§ **DIRECTION 1**: Can you set down, unchanged, the rows that open with the line containing "Extract all elements" and close with the line containing "Bar — [89, 212, 113, 384]", both lines included, leaving out the picture?

* Start PASSAGE PROVIDED *

PowerSupply::PowerSupply()
    : prefs_(NULL),
      udev_(NULL),
      clock_(new Clock),
      power_status_initialized_(false),
      low_battery_shutdown_percent_(0.0),
      is_suspended_(false),
      current_samples_(kMaxCurrentSamples),
      charge_samples_(kMaxChargeSamples),
      full_factor_(1.0) {
}

PowerSupply::~PowerSupply() {
  if (udev_)
    udev_->RemoveObserver(kUdevSubsystem, this);
}

void PowerSupply::Init(const base::FilePath& power_supply_path,
                       PrefsInterface* prefs,
                       UdevInterface* udev) {
  udev_ = udev;
  udev_->AddObserver(kUdevSubsystem, this);

  prefs_ = prefs;
  power_supply_path_ = power_supply_path;
  GetPowerSupplyPaths();

  poll_delay_ = GetMsPref(kBatteryPollIntervalPref, kDefaultPollMs);
  battery_stabilized_after_startup_delay_ = GetMsPref(
      kBatteryStabilizedAfterStartupMsPref,
      kDefaultBatteryStabilizedAfterStartupDelayMs);
  battery_stabilized_after_line_power_connected_delay_ = GetMsPref(
      kBatteryStabilizedAfterLinePowerConnectedMsPref,
      kDefaultBatteryStabilizedAfterLinePowerConnectedDelayMs);
  battery_stabilized_after_line_power_disconnected_delay_ = GetMsPref(
      kBatteryStabilizedAfterLinePowerDisconnectedMsPref,
      kDefaultBatteryStabilizedAfterLinePowerDisconnectedDelayMs);
  battery_stabilized_after_resume_delay_ = GetMsPref(
      kBatteryStabilizedAfterResumeMsPref,
      kDefaultBatteryStabilizedAfterResumeDelayMs);

  prefs_->GetDouble(kPowerSupplyFullFactorPref, &full_factor_);
  full_factor_ = std::min(std::max(kEpsilon, full_factor_), 1.0);

  int64 shutdown_time_sec = 0;
  if (prefs_->GetInt64(kLowBatteryShutdownTimePref, &shutdown_time_sec)) {
    low_battery_shutdown_time_ =
        base::TimeDelta::FromSeconds(shutdown_time_sec);
  }

  // The percentage-based threshold takes precedence over the time-based
  // threshold.

* End PASSAGE PROVIDED *
* Start EXERCISE DATA *

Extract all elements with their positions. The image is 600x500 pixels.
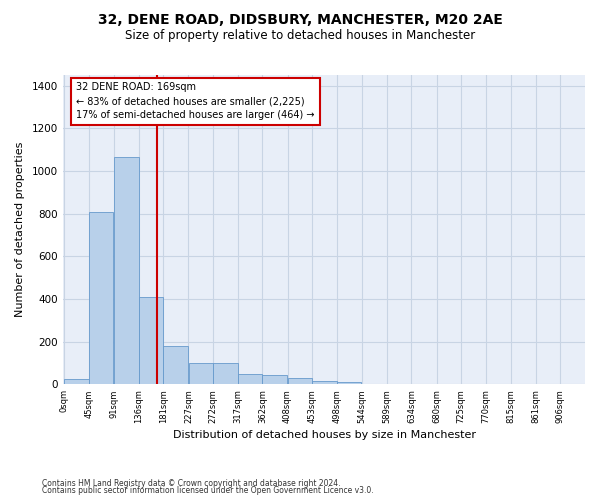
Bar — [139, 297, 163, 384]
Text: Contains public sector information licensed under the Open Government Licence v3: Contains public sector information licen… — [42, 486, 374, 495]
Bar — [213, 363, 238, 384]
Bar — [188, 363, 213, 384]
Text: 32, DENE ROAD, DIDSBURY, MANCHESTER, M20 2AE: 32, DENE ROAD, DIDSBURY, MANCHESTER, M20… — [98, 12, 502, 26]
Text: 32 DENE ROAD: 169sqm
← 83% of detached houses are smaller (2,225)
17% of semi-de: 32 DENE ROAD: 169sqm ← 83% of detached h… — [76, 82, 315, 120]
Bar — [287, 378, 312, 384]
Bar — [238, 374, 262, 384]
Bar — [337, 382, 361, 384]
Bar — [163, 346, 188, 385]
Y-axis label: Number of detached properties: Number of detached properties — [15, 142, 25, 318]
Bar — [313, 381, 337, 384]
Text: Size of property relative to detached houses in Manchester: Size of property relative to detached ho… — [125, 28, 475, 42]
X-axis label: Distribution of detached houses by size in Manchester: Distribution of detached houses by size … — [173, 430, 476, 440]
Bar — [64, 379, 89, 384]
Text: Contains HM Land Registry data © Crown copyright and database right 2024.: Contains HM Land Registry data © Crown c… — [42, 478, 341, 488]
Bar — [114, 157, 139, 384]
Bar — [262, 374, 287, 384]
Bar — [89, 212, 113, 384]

* End EXERCISE DATA *
* Start EXERCISE DATA *

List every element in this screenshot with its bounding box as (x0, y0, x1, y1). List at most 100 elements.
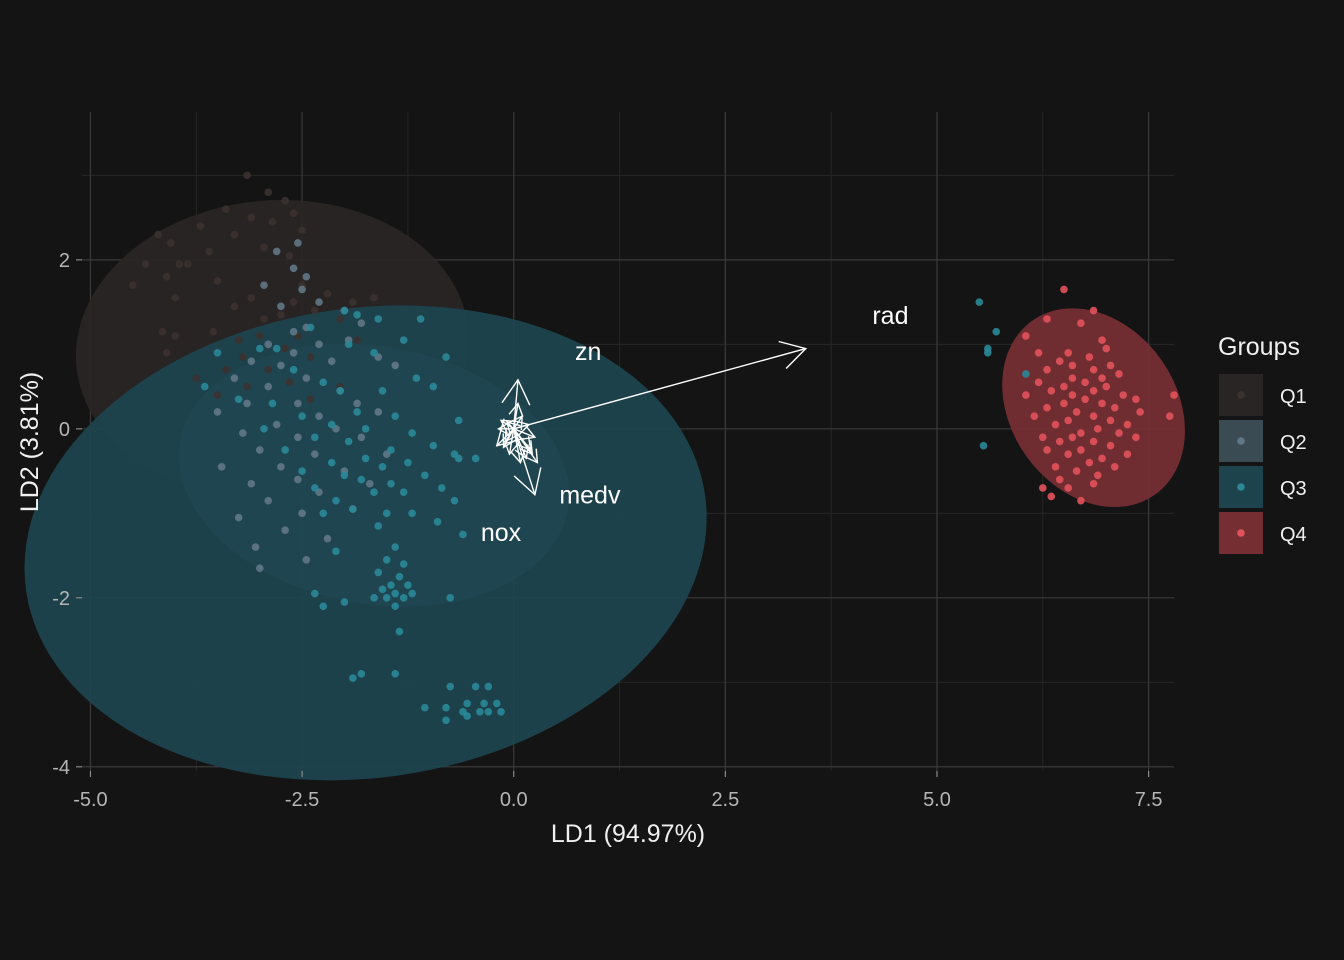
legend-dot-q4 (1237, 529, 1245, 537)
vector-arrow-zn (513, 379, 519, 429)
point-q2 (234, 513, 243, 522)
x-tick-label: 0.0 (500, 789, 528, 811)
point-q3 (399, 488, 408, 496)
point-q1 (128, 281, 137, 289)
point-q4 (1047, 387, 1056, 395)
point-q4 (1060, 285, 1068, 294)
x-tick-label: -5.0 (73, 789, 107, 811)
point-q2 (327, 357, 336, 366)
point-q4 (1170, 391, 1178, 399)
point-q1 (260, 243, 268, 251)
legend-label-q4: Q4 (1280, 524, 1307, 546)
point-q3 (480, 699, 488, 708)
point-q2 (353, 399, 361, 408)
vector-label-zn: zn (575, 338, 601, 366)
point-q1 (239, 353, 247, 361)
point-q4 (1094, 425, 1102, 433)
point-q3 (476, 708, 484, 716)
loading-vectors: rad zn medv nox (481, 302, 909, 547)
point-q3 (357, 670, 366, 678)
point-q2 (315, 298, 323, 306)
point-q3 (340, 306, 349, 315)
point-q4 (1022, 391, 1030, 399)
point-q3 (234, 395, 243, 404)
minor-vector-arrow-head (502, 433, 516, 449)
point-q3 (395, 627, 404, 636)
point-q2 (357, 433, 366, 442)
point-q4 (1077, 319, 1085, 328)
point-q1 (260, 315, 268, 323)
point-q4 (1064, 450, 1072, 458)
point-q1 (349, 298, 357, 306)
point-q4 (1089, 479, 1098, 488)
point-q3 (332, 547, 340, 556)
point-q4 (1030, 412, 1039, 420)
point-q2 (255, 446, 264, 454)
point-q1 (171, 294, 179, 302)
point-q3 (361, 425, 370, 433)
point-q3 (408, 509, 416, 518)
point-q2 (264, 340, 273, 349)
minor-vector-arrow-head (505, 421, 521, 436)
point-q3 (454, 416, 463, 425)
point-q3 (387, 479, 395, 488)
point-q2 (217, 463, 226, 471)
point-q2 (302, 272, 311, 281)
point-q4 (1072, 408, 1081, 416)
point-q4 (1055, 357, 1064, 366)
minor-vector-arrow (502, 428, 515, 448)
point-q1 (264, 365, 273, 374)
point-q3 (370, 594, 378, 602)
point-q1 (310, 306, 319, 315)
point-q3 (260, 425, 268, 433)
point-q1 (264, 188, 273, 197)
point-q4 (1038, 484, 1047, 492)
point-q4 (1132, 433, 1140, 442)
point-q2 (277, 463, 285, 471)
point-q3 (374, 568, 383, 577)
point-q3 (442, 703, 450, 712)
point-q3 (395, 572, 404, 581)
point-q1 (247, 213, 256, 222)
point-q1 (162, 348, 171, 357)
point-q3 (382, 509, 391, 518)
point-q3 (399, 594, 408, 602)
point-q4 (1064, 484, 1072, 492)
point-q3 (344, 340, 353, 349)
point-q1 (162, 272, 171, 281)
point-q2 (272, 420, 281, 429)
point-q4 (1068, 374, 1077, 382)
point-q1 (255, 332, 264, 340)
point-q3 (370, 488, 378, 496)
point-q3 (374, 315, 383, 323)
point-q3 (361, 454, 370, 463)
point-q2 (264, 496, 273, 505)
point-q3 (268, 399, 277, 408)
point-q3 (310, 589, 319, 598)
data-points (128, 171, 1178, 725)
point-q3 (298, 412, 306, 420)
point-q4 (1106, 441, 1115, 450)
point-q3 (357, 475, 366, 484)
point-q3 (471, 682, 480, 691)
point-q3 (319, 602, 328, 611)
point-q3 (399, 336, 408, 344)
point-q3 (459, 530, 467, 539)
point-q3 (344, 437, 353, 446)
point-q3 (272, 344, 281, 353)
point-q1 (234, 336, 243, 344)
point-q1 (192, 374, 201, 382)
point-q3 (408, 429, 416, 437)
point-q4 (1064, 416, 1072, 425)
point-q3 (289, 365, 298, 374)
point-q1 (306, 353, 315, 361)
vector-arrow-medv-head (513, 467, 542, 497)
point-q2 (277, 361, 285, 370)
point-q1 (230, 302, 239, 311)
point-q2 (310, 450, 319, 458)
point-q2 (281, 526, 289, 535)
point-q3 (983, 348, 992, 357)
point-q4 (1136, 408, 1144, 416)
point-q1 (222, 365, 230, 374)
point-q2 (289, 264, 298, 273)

* End EXERCISE DATA *
* Start EXERCISE DATA *

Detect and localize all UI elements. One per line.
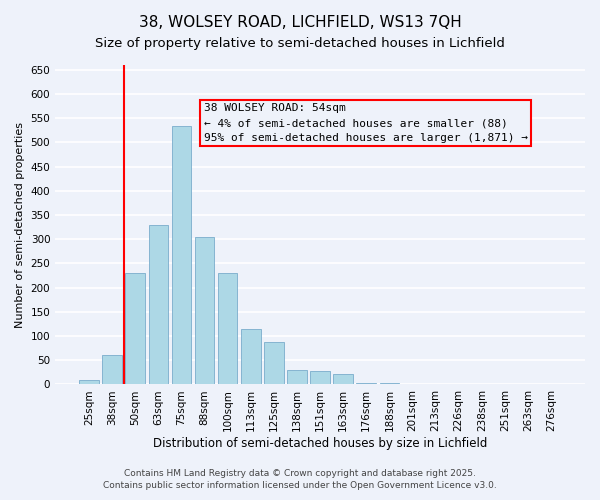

* End EXERCISE DATA *

§ **DIRECTION 2**: According to the comment in the code excerpt, which threshold takes precedence over the time-based threshold?

§ **TASK RESULT 1**:
Extract all elements with their positions. The image is 600x500 pixels.
Bar — [139, 297, 163, 384]
Text: Contains public sector information licensed under the Open Government Licence v3: Contains public sector information licen… — [42, 486, 374, 495]
Bar — [213, 363, 238, 384]
Bar — [188, 363, 213, 384]
Text: 32, DENE ROAD, DIDSBURY, MANCHESTER, M20 2AE: 32, DENE ROAD, DIDSBURY, MANCHESTER, M20… — [98, 12, 502, 26]
Text: 32 DENE ROAD: 169sqm
← 83% of detached houses are smaller (2,225)
17% of semi-de: 32 DENE ROAD: 169sqm ← 83% of detached h… — [76, 82, 315, 120]
Bar — [287, 378, 312, 384]
Bar — [238, 374, 262, 384]
Bar — [337, 382, 361, 384]
Bar — [163, 346, 188, 385]
Y-axis label: Number of detached properties: Number of detached properties — [15, 142, 25, 318]
Bar — [313, 381, 337, 384]
Text: Size of property relative to detached houses in Manchester: Size of property relative to detached ho… — [125, 28, 475, 42]
X-axis label: Distribution of detached houses by size in Manchester: Distribution of detached houses by size … — [173, 430, 476, 440]
Bar — [64, 379, 89, 384]
Text: Contains HM Land Registry data © Crown copyright and database right 2024.: Contains HM Land Registry data © Crown c… — [42, 478, 341, 488]
Bar — [114, 157, 139, 384]
Bar — [262, 374, 287, 384]
Bar — [89, 212, 113, 384]

§ **TASK RESULT 2**: The percentage-based threshold.